[Records]

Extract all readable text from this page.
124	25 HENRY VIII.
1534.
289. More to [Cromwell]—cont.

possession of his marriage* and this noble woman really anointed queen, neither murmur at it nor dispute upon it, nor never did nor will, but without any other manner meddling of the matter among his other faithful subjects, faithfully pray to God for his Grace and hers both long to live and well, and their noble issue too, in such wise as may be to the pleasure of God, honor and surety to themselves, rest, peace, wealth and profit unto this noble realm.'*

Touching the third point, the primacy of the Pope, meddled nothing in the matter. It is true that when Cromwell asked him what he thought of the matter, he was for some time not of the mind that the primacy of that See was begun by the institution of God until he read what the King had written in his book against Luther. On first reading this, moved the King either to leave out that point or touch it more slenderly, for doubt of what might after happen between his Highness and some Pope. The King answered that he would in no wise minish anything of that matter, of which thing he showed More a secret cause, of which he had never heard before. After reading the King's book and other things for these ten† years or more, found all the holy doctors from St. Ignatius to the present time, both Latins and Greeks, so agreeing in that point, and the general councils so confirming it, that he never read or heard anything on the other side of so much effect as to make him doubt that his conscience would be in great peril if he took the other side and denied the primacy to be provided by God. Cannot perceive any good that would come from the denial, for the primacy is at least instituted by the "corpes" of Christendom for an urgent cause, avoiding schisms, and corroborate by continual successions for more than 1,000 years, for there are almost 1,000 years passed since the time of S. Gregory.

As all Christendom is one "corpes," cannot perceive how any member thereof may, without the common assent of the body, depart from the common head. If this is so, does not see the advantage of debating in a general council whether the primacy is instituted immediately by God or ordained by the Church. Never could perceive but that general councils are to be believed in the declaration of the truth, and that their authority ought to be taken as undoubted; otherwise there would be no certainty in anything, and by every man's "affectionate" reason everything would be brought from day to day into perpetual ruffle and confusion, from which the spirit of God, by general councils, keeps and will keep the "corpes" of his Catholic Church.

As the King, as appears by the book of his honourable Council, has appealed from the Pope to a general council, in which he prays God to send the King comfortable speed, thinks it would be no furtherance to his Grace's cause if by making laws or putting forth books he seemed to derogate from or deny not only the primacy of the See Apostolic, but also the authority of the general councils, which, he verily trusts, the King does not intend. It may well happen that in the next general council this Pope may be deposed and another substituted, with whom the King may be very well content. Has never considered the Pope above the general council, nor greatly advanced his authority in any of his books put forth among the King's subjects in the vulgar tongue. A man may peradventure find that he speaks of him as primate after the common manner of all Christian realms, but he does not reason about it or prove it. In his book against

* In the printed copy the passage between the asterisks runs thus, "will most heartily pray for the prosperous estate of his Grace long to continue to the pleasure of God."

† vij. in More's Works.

Exercise instructions: Return every line of the material exactly.

The solution:
Extract all readable text from this page.
124	25 HENRY VIII.
1534.
289. More to [Cromwell]—cont.

possession of his marriage* and this noble woman really anointed queen, neither murmur at it nor dispute upon it, nor never did nor will, but without any other manner meddling of the matter among his other faithful subjects, faithfully pray to God for his Grace and hers both long to live and well, and their noble issue too, in such wise as may be to the pleasure of God, honor and surety to themselves, rest, peace, wealth and profit unto this noble realm.'*

Touching the third point, the primacy of the Pope, meddled nothing in the matter. It is true that when Cromwell asked him what he thought of the matter, he was for some time not of the mind that the primacy of that See was begun by the institution of God until he read what the King had written in his book against Luther. On first reading this, moved the King either to leave out that point or touch it more slenderly, for doubt of what might after happen between his Highness and some Pope. The King answered that he would in no wise minish anything of that matter, of which thing he showed More a secret cause, of which he had never heard before. After reading the King's book and other things for these ten† years or more, found all the holy doctors from St. Ignatius to the present time, both Latins and Greeks, so agreeing in that point, and the general councils so confirming it, that he never read or heard anything on the other side of so much effect as to make him doubt that his conscience would be in great peril if he took the other side and denied the primacy to be provided by God. Cannot perceive any good that would come from the denial, for the primacy is at least instituted by the "corpes" of Christendom for an urgent cause, avoiding schisms, and corroborate by continual successions for more than 1,000 years, for there are almost 1,000 years passed since the time of S. Gregory.

As all Christendom is one "corpes," cannot perceive how any member thereof may, without the common assent of the body, depart from the common head. If this is so, does not see the advantage of debating in a general council whether the primacy is instituted immediately by God or ordained by the Church. Never could perceive but that general councils are to be believed in the declaration of the truth, and that their authority ought to be taken as undoubted; otherwise there would be no certainty in anything, and by every man's "affectionate" reason everything would be brought from day to day into perpetual ruffle and confusion, from which the spirit of God, by general councils, keeps and will keep the "corpes" of his Catholic Church.

As the King, as appears by the book of his honourable Council, has appealed from the Pope to a general council, in which he prays God to send the King comfortable speed, thinks it would be no furtherance to his Grace's cause if by making laws or putting forth books he seemed to derogate from or deny not only the primacy of the See Apostolic, but also the authority of the general councils, which, he verily trusts, the King does not intend. It may well happen that in the next general council this Pope may be deposed and another substituted, with whom the King may be very well content. Has never considered the Pope above the general council, nor greatly advanced his authority in any of his books put forth among the King's subjects in the vulgar tongue. A man may peradventure find that he speaks of him as primate after the common manner of all Christian realms, but he does not reason about it or prove it. In his book against

* In the printed copy the passage between the asterisks runs thus, "will most heartily pray for the prosperous estate of his Grace long to continue to the pleasure of God."

† vij. in More's Works.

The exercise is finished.